| DIRECTIONS FOR THIS TASK |
Locate "What data populates" in the listing. Transcribe the line that contains it and every line that follows, through the last, omitting all pictures.
= = =
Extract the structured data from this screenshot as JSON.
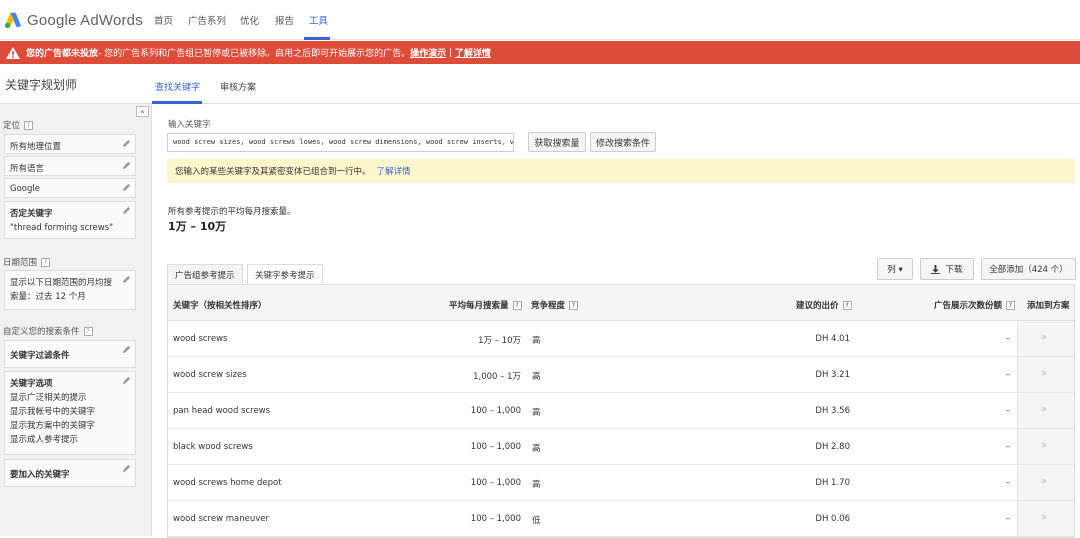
{
  "app": {
    "logo_text": "Google AdWords"
  },
  "topnav": [
    {
      "label": "首页",
      "active": false
    },
    {
      "label": "广告系列",
      "active": false
    },
    {
      "label": "优化",
      "active": false
    },
    {
      "label": "报告",
      "active": false
    },
    {
      "label": "工具",
      "active": true
    }
  ],
  "alert": {
    "bold": "您的广告都未投放",
    "text": " - 您的广告系列和广告组已暂停或已被移除。启用之后即可开始展示您的广告。",
    "link1": "操作演示",
    "sep": " | ",
    "link2": "了解详情",
    "color": "#dd4b39"
  },
  "page_title": "关键字规划师",
  "subtabs": [
    {
      "label": "查找关键字",
      "active": true
    },
    {
      "label": "审核方案",
      "active": false
    }
  ],
  "sidebar": {
    "collapse": "«",
    "targeting_label": "定位",
    "targeting": [
      "所有地理位置",
      "所有语言",
      "Google"
    ],
    "negative": {
      "title": "否定关键字",
      "value": "\"thread forming screws\""
    },
    "date_label": "日期范围",
    "date_value": "显示以下日期范围的月均搜索量：过去 12 个月",
    "custom_label": "自定义您的搜索条件",
    "filters_title": "关键字过滤条件",
    "options_title": "关键字选项",
    "options": [
      "显示广泛相关的提示",
      "显示我帐号中的关键字",
      "显示我方案中的关键字",
      "显示成人参考提示"
    ],
    "include_title": "要加入的关键字",
    "help": "?"
  },
  "search": {
    "label": "输入关键字",
    "value": "wood screw sizes, wood screws lowes, wood screw dimensions, wood screw inserts, woo",
    "get_volume": "获取搜索量",
    "modify": "修改搜索条件"
  },
  "notice": {
    "text": "您输入的某些关键字及其紧密变体已组合到一行中。",
    "link": "了解详情"
  },
  "avg": {
    "label": "所有参考提示的平均每月搜索量。",
    "value": "1万 – 10万"
  },
  "tabs": [
    {
      "label": "广告组参考提示",
      "active": false
    },
    {
      "label": "关键字参考提示",
      "active": true
    }
  ],
  "tools": {
    "columns": "列 ▾",
    "download": "下载",
    "add_all": "全部添加（424 个）"
  },
  "table": {
    "headers": [
      "关键字（按相关性排序）",
      "平均每月搜索量",
      "竞争程度",
      "建议的出价",
      "广告展示次数份额",
      "添加到方案"
    ],
    "rows": [
      {
        "keyword": "wood screws",
        "volume": "1万 – 10万",
        "competition": "高",
        "bid": "DH 4.01",
        "share": "–"
      },
      {
        "keyword": "wood screw sizes",
        "volume": "1,000 – 1万",
        "competition": "高",
        "bid": "DH 3.21",
        "share": "–"
      },
      {
        "keyword": "pan head wood screws",
        "volume": "100 – 1,000",
        "competition": "高",
        "bid": "DH 3.56",
        "share": "–"
      },
      {
        "keyword": "black wood screws",
        "volume": "100 – 1,000",
        "competition": "高",
        "bid": "DH 2.80",
        "share": "–"
      },
      {
        "keyword": "wood screws home depot",
        "volume": "100 – 1,000",
        "competition": "高",
        "bid": "DH 1.70",
        "share": "–"
      },
      {
        "keyword": "wood screw maneuver",
        "volume": "100 – 1,000",
        "competition": "低",
        "bid": "DH 0.06",
        "share": "–"
      }
    ],
    "add_icon": "»"
  }
}
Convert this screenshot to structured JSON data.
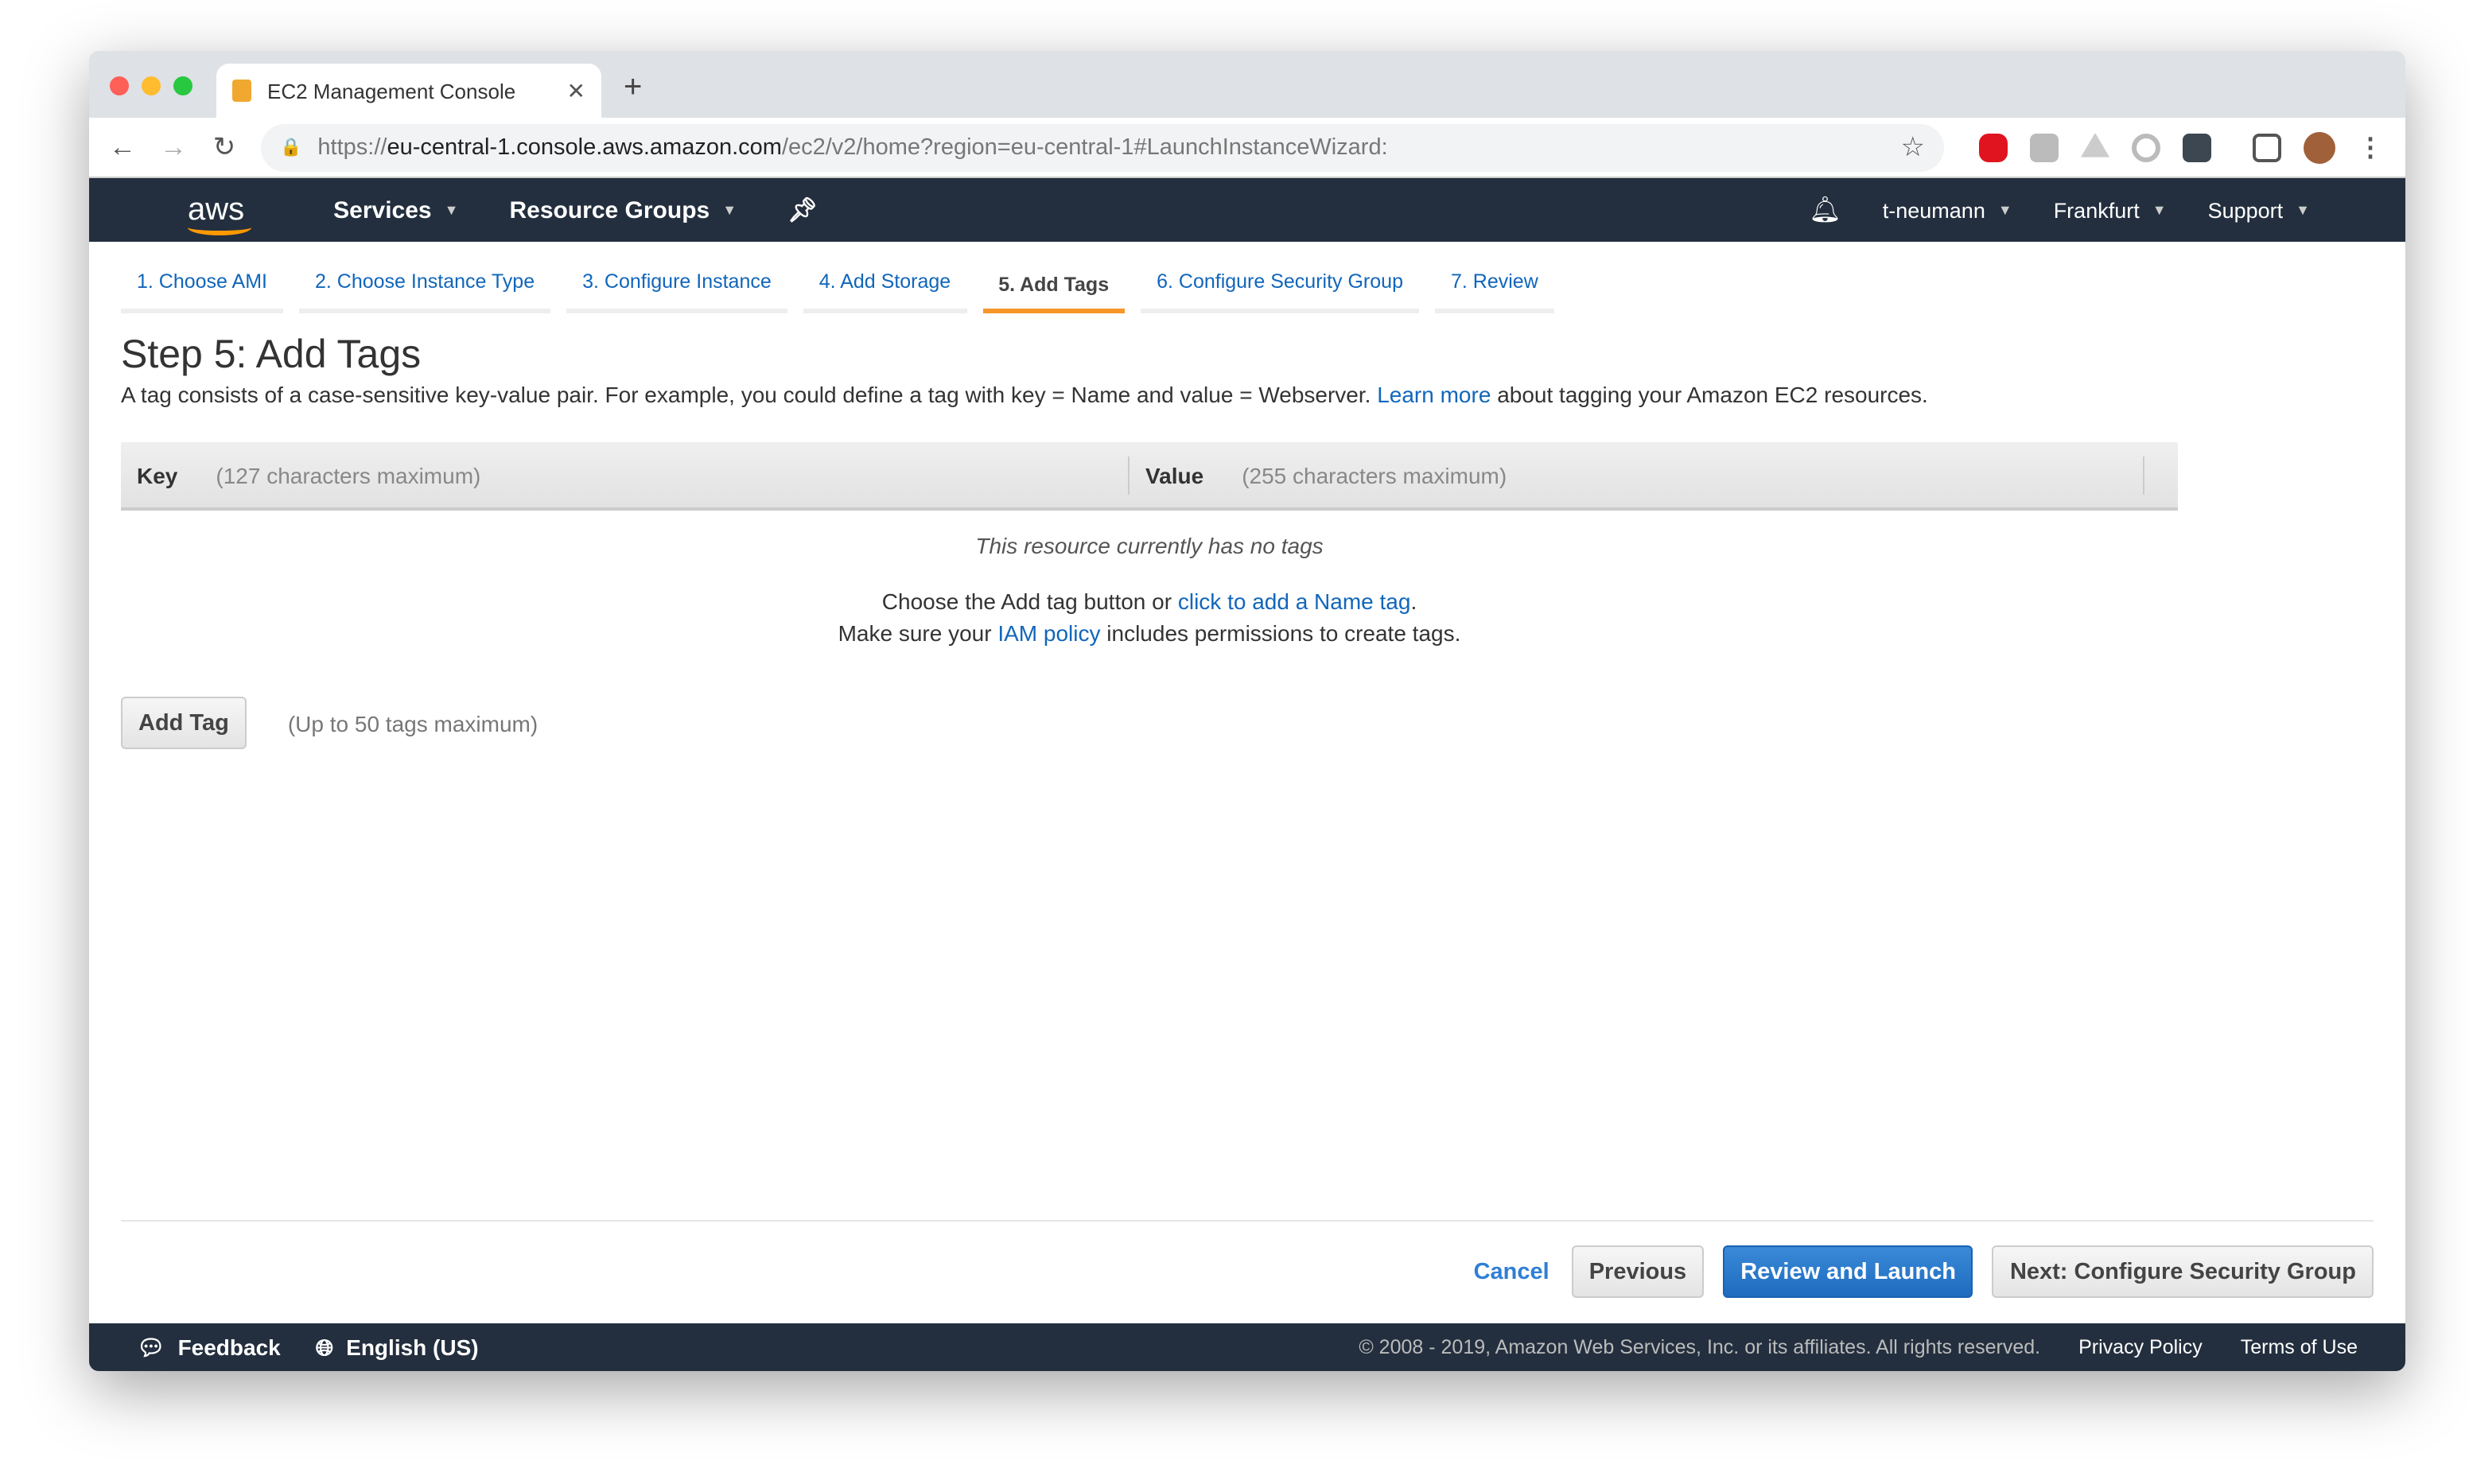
{
  "browser": {
    "tab_title": "EC2 Management Console",
    "url_scheme": "https://",
    "url_host": "eu-central-1.console.aws.amazon.com",
    "url_path": "/ec2/v2/home?region=eu-central-1#LaunchInstanceWizard:"
  },
  "nav": {
    "logo": "aws",
    "services": "Services",
    "resource_groups": "Resource Groups",
    "user": "t-neumann",
    "region": "Frankfurt",
    "support": "Support"
  },
  "wizard_tabs": [
    "1. Choose AMI",
    "2. Choose Instance Type",
    "3. Configure Instance",
    "4. Add Storage",
    "5. Add Tags",
    "6. Configure Security Group",
    "7. Review"
  ],
  "active_tab": "5. Add Tags",
  "page": {
    "title": "Step 5: Add Tags",
    "desc_pre": "A tag consists of a case-sensitive key-value pair. For example, you could define a tag with key = Name and value = Webserver.",
    "learn_more": "Learn more",
    "desc_post": "about tagging your Amazon EC2 resources."
  },
  "table": {
    "key_label": "Key",
    "key_hint": "(127 characters maximum)",
    "value_label": "Value",
    "value_hint": "(255 characters maximum)",
    "empty": "This resource currently has no tags",
    "line1_pre": "Choose the Add tag button or",
    "line1_link": "click to add a Name tag",
    "line1_post": ".",
    "line2_pre": "Make sure your",
    "line2_link": "IAM policy",
    "line2_post": "includes permissions to create tags."
  },
  "add_tag": {
    "button": "Add Tag",
    "hint": "(Up to 50 tags maximum)"
  },
  "actions": {
    "cancel": "Cancel",
    "previous": "Previous",
    "review": "Review and Launch",
    "next": "Next: Configure Security Group"
  },
  "footer": {
    "feedback": "Feedback",
    "language": "English (US)",
    "copyright": "© 2008 - 2019, Amazon Web Services, Inc. or its affiliates. All rights reserved.",
    "privacy": "Privacy Policy",
    "terms": "Terms of Use"
  },
  "colors": {
    "nav_bg": "#232f3e",
    "active_tab": "#f7962b",
    "link": "#1166bb",
    "primary": "#1e6bbf"
  }
}
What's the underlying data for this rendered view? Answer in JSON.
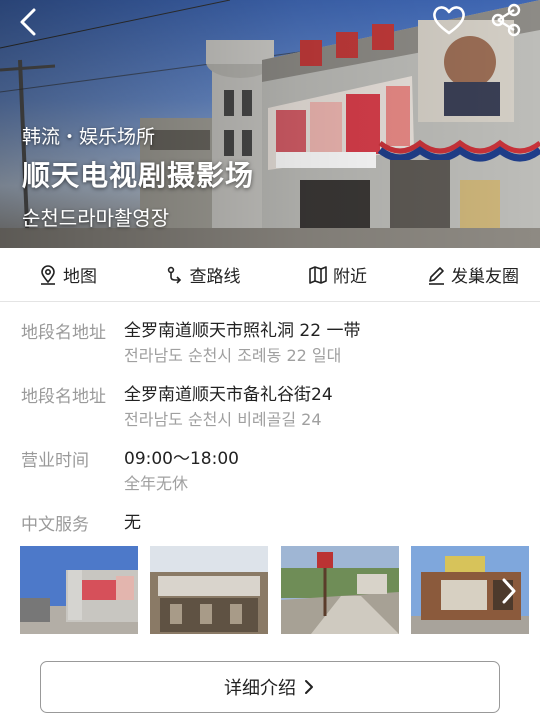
{
  "header": {
    "category": "韩流・娱乐场所",
    "title": "顺天电视剧摄影场",
    "subtitle": "순천드라마촬영장"
  },
  "icons": {
    "back": "chevron-left-icon",
    "favorite": "heart-icon",
    "share": "share-icon",
    "map": "map-pin-icon",
    "route": "route-icon",
    "nearby": "folded-map-icon",
    "post": "pencil-icon",
    "next": "chevron-right-icon"
  },
  "actions": [
    {
      "label": "地图"
    },
    {
      "label": "查路线"
    },
    {
      "label": "附近"
    },
    {
      "label": "发巢友圈"
    }
  ],
  "info": [
    {
      "label": "地段名地址",
      "primary": "全罗南道顺天市照礼洞 22 一带",
      "secondary": "전라남도 순천시 조례동 22 일대"
    },
    {
      "label": "地段名地址",
      "primary": "全罗南道顺天市备礼谷街24",
      "secondary": "전라남도 순천시 비례골길 24"
    },
    {
      "label": "营业时间",
      "primary": "09:00～18:00",
      "secondary": "全年无休"
    },
    {
      "label": "中文服务",
      "primary": "无"
    }
  ],
  "detail_button": {
    "label": "详细介绍"
  },
  "colors": {
    "text": "#222222",
    "muted": "#9a9a9a",
    "divider": "#e4e4e4",
    "sky": "#4f75c2"
  }
}
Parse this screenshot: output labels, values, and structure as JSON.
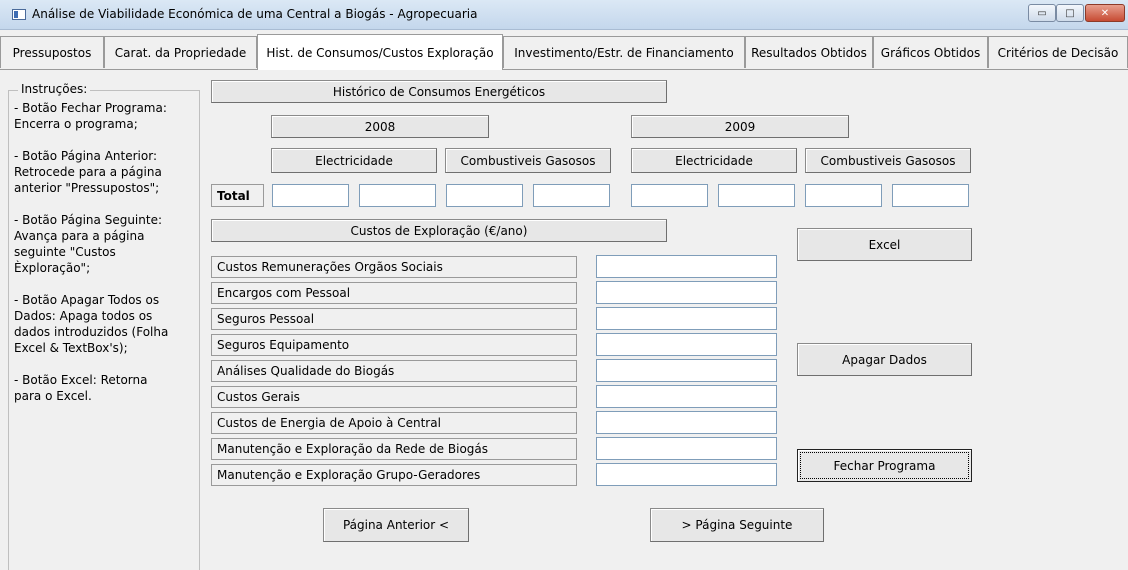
{
  "window": {
    "title": "Análise de Viabilidade Económica de uma Central a Biogás - Agropecuaria",
    "min_glyph": "▭",
    "max_glyph": "□",
    "close_glyph": "✕"
  },
  "tabs": [
    {
      "label": "Pressupostos",
      "active": false
    },
    {
      "label": "Carat. da Propriedade",
      "active": false
    },
    {
      "label": "Hist. de Consumos/Custos Exploração",
      "active": true
    },
    {
      "label": "Investimento/Estr. de Financiamento",
      "active": false
    },
    {
      "label": "Resultados Obtidos",
      "active": false
    },
    {
      "label": "Gráficos Obtidos",
      "active": false
    },
    {
      "label": "Critérios de Decisão",
      "active": false
    }
  ],
  "instructions": {
    "legend": "Instruções:",
    "text": "- Botão Fechar Programa:\nEncerra o programa;\n\n- Botão Página Anterior:\nRetrocede para a página\nanterior \"Pressupostos\";\n\n- Botão Página Seguinte:\nAvança para a página\nseguinte \"Custos\nÈxploração\";\n\n- Botão Apagar Todos os\nDados: Apaga todos os\ndados introduzidos (Folha\nExcel & TextBox's);\n\n- Botão Excel: Retorna\npara o Excel."
  },
  "history": {
    "header": "Histórico de Consumos Energéticos",
    "year1": "2008",
    "year2": "2009",
    "electricity": "Electricidade",
    "gas": "Combustiveis Gasosos",
    "total_label": "Total"
  },
  "costs": {
    "header": "Custos de Exploração (€/ano)",
    "rows": [
      "Custos Remunerações Orgãos Sociais",
      "Encargos com Pessoal",
      "Seguros Pessoal",
      "Seguros Equipamento",
      "Análises Qualidade do Biogás",
      "Custos Gerais",
      "Custos de Energia de Apoio à Central",
      "Manutenção e Exploração da Rede de Biogás",
      "Manutenção e Exploração Grupo-Geradores"
    ]
  },
  "buttons": {
    "excel": "Excel",
    "apagar": "Apagar Dados",
    "fechar": "Fechar Programa",
    "anterior": "Página Anterior <",
    "seguinte": "> Página Seguinte"
  }
}
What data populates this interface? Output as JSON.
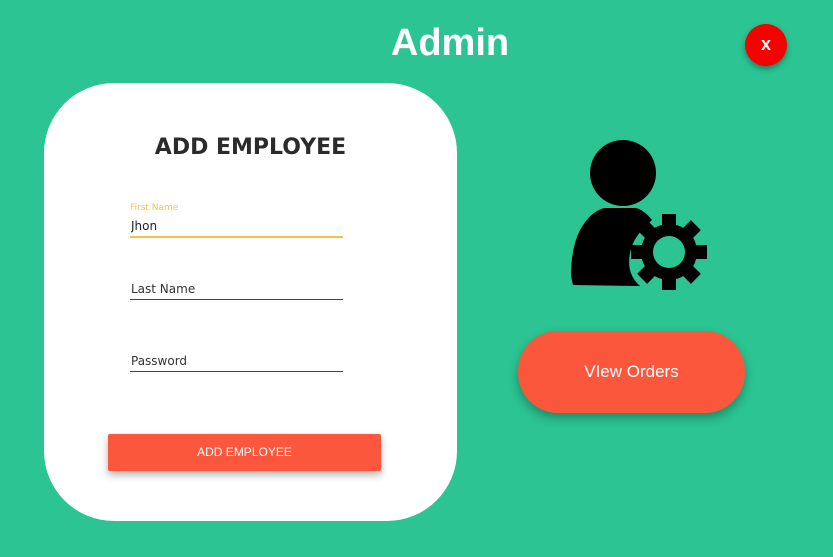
{
  "header": {
    "title": "Admin",
    "close_label": "x"
  },
  "form": {
    "heading": "ADD EMPLOYEE",
    "first_name": {
      "label": "First Name",
      "value": "Jhon"
    },
    "last_name": {
      "placeholder": "Last Name",
      "value": ""
    },
    "password": {
      "placeholder": "Password",
      "value": ""
    },
    "submit_label": "ADD EMPLOYEE"
  },
  "side": {
    "icon": "user-gear-icon",
    "orders_label": "VIew Orders"
  },
  "colors": {
    "background": "#2bc492",
    "accent": "#fb573c",
    "close": "#f70000",
    "focus": "#f3c24a"
  }
}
= = =
| SOLUTION TO THE EXERCISE |
What data populates this interface? Output as JSON.
{
  "header": {
    "title": "Admin",
    "close_label": "x"
  },
  "form": {
    "heading": "ADD EMPLOYEE",
    "first_name": {
      "label": "First Name",
      "value": "Jhon"
    },
    "last_name": {
      "placeholder": "Last Name",
      "value": ""
    },
    "password": {
      "placeholder": "Password",
      "value": ""
    },
    "submit_label": "ADD EMPLOYEE"
  },
  "side": {
    "icon": "user-gear-icon",
    "orders_label": "VIew Orders"
  },
  "colors": {
    "background": "#2bc492",
    "accent": "#fb573c",
    "close": "#f70000",
    "focus": "#f3c24a"
  }
}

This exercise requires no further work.